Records
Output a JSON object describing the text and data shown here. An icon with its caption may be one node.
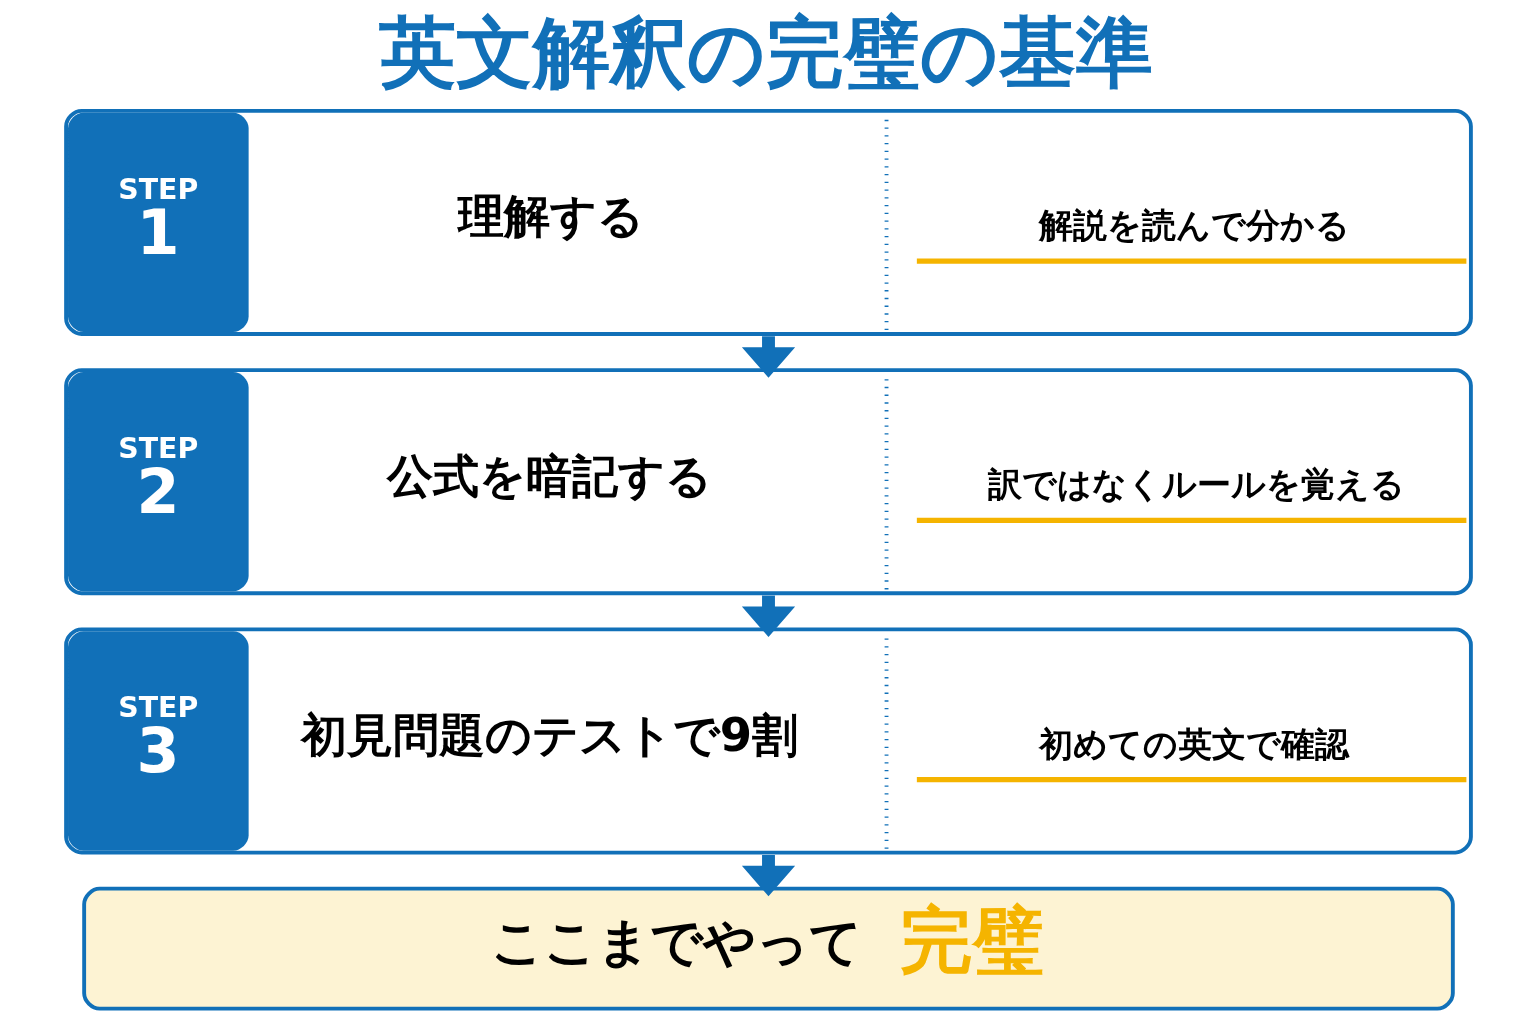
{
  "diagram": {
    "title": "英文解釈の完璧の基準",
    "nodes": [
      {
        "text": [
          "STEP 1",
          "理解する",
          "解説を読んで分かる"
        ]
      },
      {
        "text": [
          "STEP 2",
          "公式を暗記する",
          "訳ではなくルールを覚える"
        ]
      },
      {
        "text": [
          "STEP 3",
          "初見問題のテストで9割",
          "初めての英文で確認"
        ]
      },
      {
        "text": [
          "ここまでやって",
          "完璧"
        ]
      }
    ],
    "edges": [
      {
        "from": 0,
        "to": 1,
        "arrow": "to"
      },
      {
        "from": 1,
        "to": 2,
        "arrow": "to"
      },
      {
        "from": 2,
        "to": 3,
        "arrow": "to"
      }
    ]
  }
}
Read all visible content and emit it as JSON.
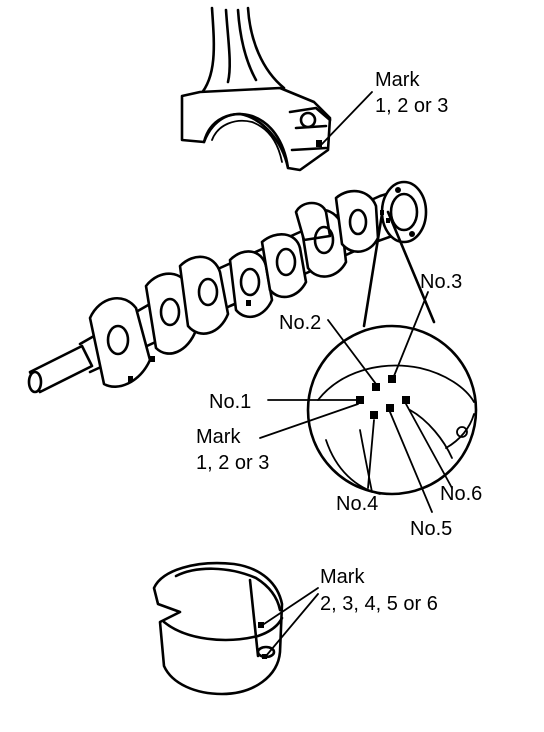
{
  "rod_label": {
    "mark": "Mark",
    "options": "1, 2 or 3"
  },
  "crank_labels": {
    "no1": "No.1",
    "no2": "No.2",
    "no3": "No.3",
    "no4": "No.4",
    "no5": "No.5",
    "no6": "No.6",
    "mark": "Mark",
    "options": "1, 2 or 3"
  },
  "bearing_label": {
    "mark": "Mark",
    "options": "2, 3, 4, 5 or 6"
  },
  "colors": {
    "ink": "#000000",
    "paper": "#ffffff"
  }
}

---

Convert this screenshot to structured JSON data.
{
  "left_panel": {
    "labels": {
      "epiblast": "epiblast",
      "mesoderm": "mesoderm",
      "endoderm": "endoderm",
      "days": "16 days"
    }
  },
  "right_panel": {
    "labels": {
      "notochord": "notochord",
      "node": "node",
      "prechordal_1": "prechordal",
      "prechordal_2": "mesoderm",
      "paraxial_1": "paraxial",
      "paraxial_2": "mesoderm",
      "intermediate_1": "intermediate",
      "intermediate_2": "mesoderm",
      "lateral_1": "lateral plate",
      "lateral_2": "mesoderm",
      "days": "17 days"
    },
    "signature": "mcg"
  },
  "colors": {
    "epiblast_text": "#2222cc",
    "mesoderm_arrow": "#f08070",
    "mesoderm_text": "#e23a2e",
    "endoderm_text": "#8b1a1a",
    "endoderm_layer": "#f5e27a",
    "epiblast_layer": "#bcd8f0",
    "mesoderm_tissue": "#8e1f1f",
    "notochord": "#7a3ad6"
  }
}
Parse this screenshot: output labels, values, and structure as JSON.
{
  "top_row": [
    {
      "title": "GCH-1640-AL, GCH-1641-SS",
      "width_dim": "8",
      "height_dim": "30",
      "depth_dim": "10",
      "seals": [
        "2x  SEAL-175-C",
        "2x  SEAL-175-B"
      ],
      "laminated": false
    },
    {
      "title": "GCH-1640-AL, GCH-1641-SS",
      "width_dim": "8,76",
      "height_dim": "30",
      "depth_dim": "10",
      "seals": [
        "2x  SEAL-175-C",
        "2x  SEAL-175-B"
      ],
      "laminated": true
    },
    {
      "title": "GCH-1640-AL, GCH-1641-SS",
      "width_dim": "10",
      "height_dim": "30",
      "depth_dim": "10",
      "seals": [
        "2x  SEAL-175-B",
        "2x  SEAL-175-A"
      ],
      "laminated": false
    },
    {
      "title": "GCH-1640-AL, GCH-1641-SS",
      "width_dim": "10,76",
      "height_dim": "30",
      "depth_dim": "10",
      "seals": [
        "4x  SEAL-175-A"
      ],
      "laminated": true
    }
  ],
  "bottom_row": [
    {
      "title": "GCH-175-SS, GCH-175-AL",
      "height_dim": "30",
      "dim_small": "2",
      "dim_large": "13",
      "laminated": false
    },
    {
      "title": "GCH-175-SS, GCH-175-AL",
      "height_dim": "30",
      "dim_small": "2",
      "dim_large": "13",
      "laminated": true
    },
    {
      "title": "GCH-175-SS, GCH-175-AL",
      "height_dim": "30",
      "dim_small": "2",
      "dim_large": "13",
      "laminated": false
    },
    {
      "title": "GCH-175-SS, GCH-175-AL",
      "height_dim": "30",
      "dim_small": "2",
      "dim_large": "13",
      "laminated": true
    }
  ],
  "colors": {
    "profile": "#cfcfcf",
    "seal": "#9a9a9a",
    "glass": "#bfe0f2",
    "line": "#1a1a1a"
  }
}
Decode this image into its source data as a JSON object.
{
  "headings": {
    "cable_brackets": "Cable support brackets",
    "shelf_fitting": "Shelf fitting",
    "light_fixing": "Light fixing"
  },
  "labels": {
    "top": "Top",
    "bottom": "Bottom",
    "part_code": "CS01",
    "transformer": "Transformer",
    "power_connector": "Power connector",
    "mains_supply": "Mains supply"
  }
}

--

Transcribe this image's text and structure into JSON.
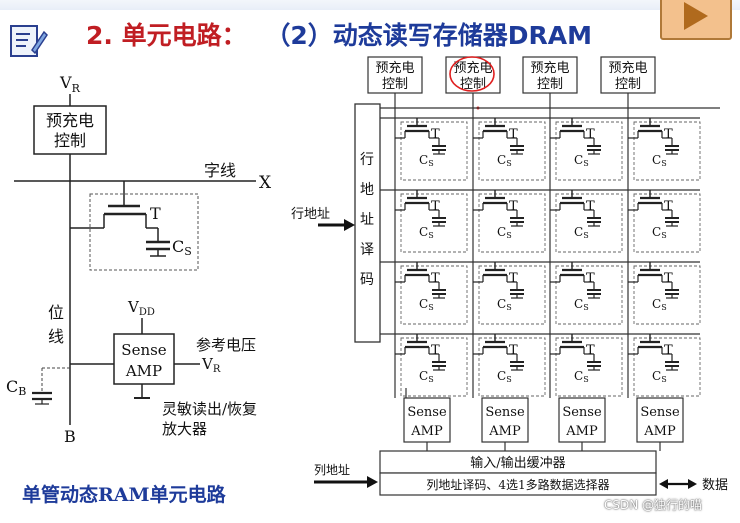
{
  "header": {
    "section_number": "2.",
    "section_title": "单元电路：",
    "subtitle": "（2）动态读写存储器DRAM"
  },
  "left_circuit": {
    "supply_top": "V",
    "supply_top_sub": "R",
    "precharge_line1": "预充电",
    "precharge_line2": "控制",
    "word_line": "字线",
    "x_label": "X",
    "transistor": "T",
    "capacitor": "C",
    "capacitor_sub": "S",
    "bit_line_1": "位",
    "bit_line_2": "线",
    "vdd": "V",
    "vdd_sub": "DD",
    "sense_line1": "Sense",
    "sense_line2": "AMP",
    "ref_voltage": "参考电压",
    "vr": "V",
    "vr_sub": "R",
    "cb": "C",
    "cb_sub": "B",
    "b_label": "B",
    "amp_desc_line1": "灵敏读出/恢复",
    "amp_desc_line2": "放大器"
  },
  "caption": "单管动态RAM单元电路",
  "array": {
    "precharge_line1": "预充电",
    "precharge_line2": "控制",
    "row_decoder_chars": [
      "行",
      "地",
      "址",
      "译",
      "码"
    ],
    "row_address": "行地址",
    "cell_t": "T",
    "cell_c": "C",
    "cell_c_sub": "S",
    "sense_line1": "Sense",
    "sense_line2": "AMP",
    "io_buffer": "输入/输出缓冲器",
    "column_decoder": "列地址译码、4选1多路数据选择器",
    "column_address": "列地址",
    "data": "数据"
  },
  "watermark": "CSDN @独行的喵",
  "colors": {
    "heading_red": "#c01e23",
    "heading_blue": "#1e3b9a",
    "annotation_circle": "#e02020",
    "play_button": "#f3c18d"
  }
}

JOB =
Return each line of the listing that holds the string "image".

SOLUTION TO THIS TASK =
Decode this image into its source data as a JSON object.
Transcribe this image's text and structure into JSON.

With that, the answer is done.